▸ TEXTO DEL EJERCICIO:
Crónica de una semifinal

Por @maarianahzv

 

El sábado 11 de Mayo León consiguió su pase a la semifinal con un contundente marcador global de 5-2 ante Xolos, el domingo se sabría el rival: América o Cruz Azul. La Máquina hizo lo que sabe, perder con el América, ahora la Fiera enfrentaría al actual campeón.

Los días quedaron definidos, ambas llaves se jugarían Miércoles y Sábado pero ¡oh sorpresa! Debido a una contingencia ambiental, el partido en el Estadio Azteca cambió de fecha al  jueves 16, esperando que por obra y gracia de Dios la contaminación desaparecería.

Entre dimes y diretes, pasó lo que se sabía debía pasar desde el principio: cambio de sede. Aquí empezó el viacrucis del club, y «plot twist» también de los aficionados.

El miércoles antes de que comenzara todo el cambio de sede, me avisaron que tenían pases para una zona llamada «Sillón rojo de Coca-Cola» ¡obviamente no cabía de felicidad! Invité «al dueño de mis quincenas» (@luisrhcp_y también a, por algunos conocido, Paco Ramírez (@ramirezfr09), que por fin conocería el Azteca.

Por ahí de las 3 o 4 pm todo nuestro plan se vino abajo, el juego se trasladaría a Querétaro, hubo desconcierto, enojo y ¿por qué no? desánimo. No se sabía nada sobre la dinámica de compra de boletos,  y por mi parte daba por hecho que lo vería en la tv.

El jueves por la mañana Luis, a quién previamente se le llamó «dueño de mis quincenas», me envió información sobre los boletos, se la hice llegar a Paco, pero él siempre un paso adelante, ya estaba en la fila para comprarlos. Solo quedaban los de una zona lejísimos pero no nos importaba. Mientras él compraba los tickets del estadio, yo compraba los de autobus y Luis los de la semifinal en casa. Todo listo.

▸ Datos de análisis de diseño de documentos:
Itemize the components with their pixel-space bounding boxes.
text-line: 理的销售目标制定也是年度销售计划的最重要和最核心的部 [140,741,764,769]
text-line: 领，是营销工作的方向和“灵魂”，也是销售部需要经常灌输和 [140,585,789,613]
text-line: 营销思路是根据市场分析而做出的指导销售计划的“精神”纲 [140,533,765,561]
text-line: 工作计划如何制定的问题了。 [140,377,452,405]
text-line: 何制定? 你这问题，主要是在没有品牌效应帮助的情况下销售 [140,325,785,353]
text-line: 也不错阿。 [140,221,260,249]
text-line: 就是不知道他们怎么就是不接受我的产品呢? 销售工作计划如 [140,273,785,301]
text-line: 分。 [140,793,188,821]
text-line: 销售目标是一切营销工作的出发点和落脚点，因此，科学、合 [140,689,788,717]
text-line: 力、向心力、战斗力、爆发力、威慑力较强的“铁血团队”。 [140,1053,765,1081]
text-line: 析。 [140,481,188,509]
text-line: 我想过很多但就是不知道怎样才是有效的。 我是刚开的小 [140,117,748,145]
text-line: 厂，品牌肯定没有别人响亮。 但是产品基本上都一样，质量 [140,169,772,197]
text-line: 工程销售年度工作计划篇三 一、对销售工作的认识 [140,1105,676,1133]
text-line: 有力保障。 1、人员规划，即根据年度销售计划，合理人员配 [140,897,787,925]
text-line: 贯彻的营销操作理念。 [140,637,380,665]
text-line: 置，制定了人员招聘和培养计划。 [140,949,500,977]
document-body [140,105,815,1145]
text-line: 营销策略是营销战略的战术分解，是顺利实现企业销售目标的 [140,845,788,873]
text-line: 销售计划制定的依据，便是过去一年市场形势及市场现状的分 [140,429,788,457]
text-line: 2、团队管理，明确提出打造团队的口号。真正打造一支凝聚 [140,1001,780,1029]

▸ PREGUNTAS DE ESTUDIO:
a – Resume en pocas líneas el párrafo de la crónica que empieza con «El jueves por la mañana Luis», sin perder sus datos principales.
b – Prosigue la crónica de la semifinal a partir de su último párrafo.
Los registros son material aparte y no tienen relación con la crónica.

▸ RESPUESTAS:
a – El jueves por la mañana Luis me mandó información sobre los boletos y se la pasé a Paco, que ya estaba en la fila para comprarlos. Solo quedaban en una zona muy lejana, pero no nos importó. Paco compró los boletos del estadio, yo los del autobús y Luis los de la semifinal en casa.

b –
Llegamos a la central y en mostrador nos encontramos con la sorpresa de que por error en el sistema uno de los boletos no se había comprado ¿y ahora qué? ¡maldita sea! Afortunadamente quedaba dos lugares en ese camión y tomamos uno.

Llegamos a Querétaro, Sandra pasó a la terminal por nosotros y salimos rumbo al estadio. Poco antes de las 7 estábamos formados para accesar, no era larga la fila, las puertas se abrieron y todo era entre nerviosismo y felicidad. Pasamos el primer puesto de seguridad, nos regresaron porque esa zona era solo para americanistas. Preguntamos como en 3 accesos más, hasta que una señora muy amable, nos guió hasta la entrada correcta. Después de que nuestros boletos eran de zona «casa de Judas» terminamos en preferente.

Ya instalados en nuestros lugares, nos dimos cuenta que Iván Rodríguez, una de las piezas claves del equipo, no jugaría por lesión y Sambueza ocuparía su lugar en el once inicial. El partido fue más difícil de lo que en teoría sería, un penal que al final no se marcó, imprecisiones, etc. y fue así que 26 toques después, Chapo se la da a «Sambu», Rubens a Macías que llega por derecha, J.J. vence a Marchesín, el ansiado gol de visitante por fin llegó.

Los dirigidos por «El Piojo» tuvieron sus oportunidades de gol que fueron atajadas por Cota o sacadas en la raya por Mosquera, hasta un gol les fue anulado.

Llegó el silbatazo final, y no podemos negar que durante todo el partido estuvimos nerviosos pero con la confianza plena, de que después de todo lo que pasamos para estar ahí, alentando a nuestro equipo, nada podía salir mal.